◆ Given exercise ◆
Quote the entries word for word. Omit the pictures.

◆ Input ◆
::::::::

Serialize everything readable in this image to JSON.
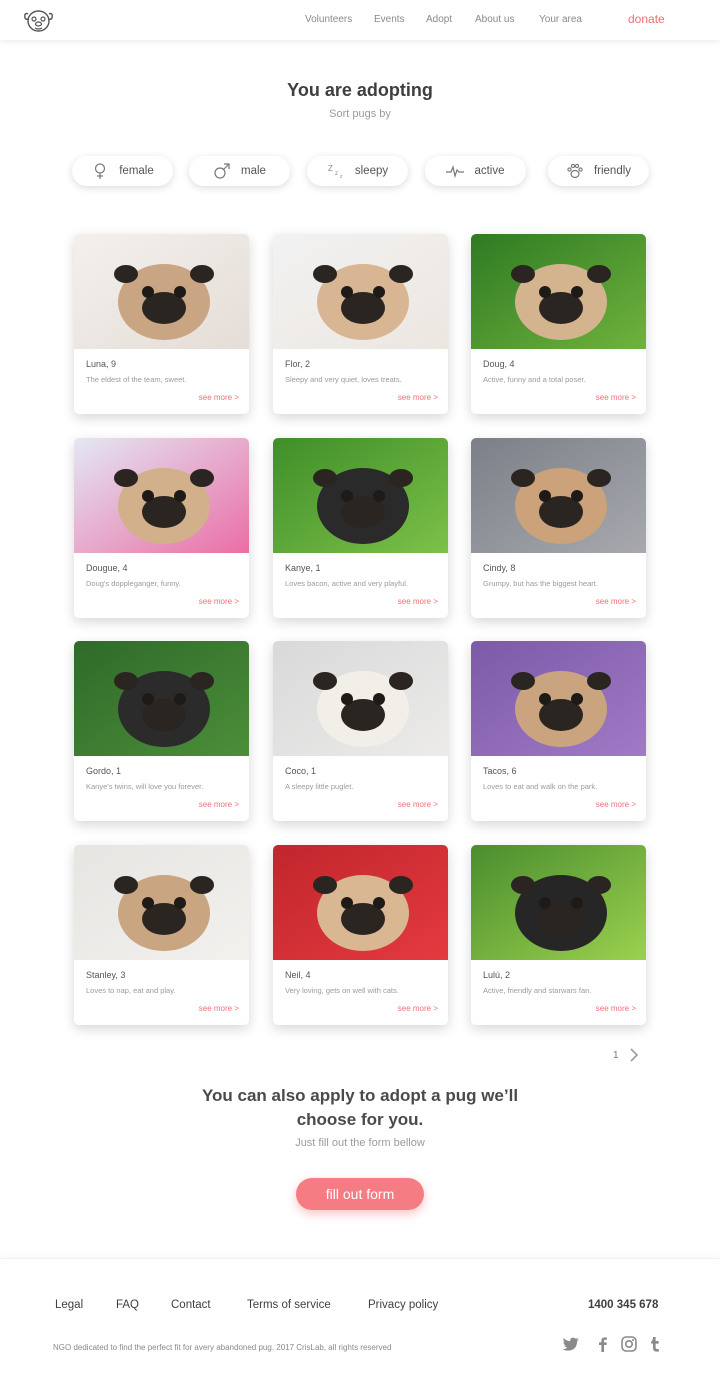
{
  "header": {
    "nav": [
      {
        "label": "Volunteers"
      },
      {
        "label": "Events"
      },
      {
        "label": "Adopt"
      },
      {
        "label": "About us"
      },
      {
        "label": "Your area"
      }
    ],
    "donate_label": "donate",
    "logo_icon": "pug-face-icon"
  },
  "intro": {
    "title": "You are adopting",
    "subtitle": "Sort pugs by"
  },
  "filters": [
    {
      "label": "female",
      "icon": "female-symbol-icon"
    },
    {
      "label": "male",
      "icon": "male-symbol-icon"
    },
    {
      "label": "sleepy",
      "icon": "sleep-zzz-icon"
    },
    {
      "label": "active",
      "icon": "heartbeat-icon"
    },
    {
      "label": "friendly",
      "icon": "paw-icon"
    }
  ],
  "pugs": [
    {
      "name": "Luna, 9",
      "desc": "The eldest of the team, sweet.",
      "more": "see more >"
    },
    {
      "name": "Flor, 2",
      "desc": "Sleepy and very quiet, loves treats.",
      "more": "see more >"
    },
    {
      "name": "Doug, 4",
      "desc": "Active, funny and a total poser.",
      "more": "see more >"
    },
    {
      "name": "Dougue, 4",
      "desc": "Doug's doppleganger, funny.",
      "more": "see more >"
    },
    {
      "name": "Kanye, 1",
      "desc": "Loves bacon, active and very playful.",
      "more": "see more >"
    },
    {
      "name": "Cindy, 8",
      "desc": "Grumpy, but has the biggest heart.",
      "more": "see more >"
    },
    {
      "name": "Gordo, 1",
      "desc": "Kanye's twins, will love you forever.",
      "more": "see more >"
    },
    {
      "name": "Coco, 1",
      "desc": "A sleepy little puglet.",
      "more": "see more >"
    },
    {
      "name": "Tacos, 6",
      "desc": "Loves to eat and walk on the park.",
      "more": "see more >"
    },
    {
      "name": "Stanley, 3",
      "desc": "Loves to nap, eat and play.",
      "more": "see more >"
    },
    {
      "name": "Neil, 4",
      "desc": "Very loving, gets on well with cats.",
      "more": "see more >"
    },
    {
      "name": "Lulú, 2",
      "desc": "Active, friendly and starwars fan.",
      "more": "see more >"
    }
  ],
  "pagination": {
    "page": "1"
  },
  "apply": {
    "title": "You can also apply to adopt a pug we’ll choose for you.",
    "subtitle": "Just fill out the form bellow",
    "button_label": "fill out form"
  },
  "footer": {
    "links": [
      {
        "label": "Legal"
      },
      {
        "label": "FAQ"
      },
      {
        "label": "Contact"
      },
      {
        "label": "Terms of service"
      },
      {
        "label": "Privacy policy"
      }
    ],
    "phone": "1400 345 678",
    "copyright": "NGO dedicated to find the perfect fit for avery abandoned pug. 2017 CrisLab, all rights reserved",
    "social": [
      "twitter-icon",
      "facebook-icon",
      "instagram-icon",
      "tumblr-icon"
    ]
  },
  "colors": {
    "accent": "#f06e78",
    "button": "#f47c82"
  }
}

::::::::

◆ Output for this exercise ◆
Serialize everything readable in this image to JSON.
{
  "header": {
    "nav": [
      {
        "label": "Volunteers"
      },
      {
        "label": "Events"
      },
      {
        "label": "Adopt"
      },
      {
        "label": "About us"
      },
      {
        "label": "Your area"
      }
    ],
    "donate_label": "donate",
    "logo_icon": "pug-face-icon"
  },
  "intro": {
    "title": "You are adopting",
    "subtitle": "Sort pugs by"
  },
  "filters": [
    {
      "label": "female",
      "icon": "female-symbol-icon"
    },
    {
      "label": "male",
      "icon": "male-symbol-icon"
    },
    {
      "label": "sleepy",
      "icon": "sleep-zzz-icon"
    },
    {
      "label": "active",
      "icon": "heartbeat-icon"
    },
    {
      "label": "friendly",
      "icon": "paw-icon"
    }
  ],
  "pugs": [
    {
      "name": "Luna, 9",
      "desc": "The eldest of the team, sweet.",
      "more": "see more >"
    },
    {
      "name": "Flor, 2",
      "desc": "Sleepy and very quiet, loves treats.",
      "more": "see more >"
    },
    {
      "name": "Doug, 4",
      "desc": "Active, funny and a total poser.",
      "more": "see more >"
    },
    {
      "name": "Dougue, 4",
      "desc": "Doug's doppleganger, funny.",
      "more": "see more >"
    },
    {
      "name": "Kanye, 1",
      "desc": "Loves bacon, active and very playful.",
      "more": "see more >"
    },
    {
      "name": "Cindy, 8",
      "desc": "Grumpy, but has the biggest heart.",
      "more": "see more >"
    },
    {
      "name": "Gordo, 1",
      "desc": "Kanye's twins, will love you forever.",
      "more": "see more >"
    },
    {
      "name": "Coco, 1",
      "desc": "A sleepy little puglet.",
      "more": "see more >"
    },
    {
      "name": "Tacos, 6",
      "desc": "Loves to eat and walk on the park.",
      "more": "see more >"
    },
    {
      "name": "Stanley, 3",
      "desc": "Loves to nap, eat and play.",
      "more": "see more >"
    },
    {
      "name": "Neil, 4",
      "desc": "Very loving, gets on well with cats.",
      "more": "see more >"
    },
    {
      "name": "Lulú, 2",
      "desc": "Active, friendly and starwars fan.",
      "more": "see more >"
    }
  ],
  "pagination": {
    "page": "1"
  },
  "apply": {
    "title": "You can also apply to adopt a pug we’ll choose for you.",
    "subtitle": "Just fill out the form bellow",
    "button_label": "fill out form"
  },
  "footer": {
    "links": [
      {
        "label": "Legal"
      },
      {
        "label": "FAQ"
      },
      {
        "label": "Contact"
      },
      {
        "label": "Terms of service"
      },
      {
        "label": "Privacy policy"
      }
    ],
    "phone": "1400 345 678",
    "copyright": "NGO dedicated to find the perfect fit for avery abandoned pug. 2017 CrisLab, all rights reserved",
    "social": [
      "twitter-icon",
      "facebook-icon",
      "instagram-icon",
      "tumblr-icon"
    ]
  },
  "colors": {
    "accent": "#f06e78",
    "button": "#f47c82"
  }
}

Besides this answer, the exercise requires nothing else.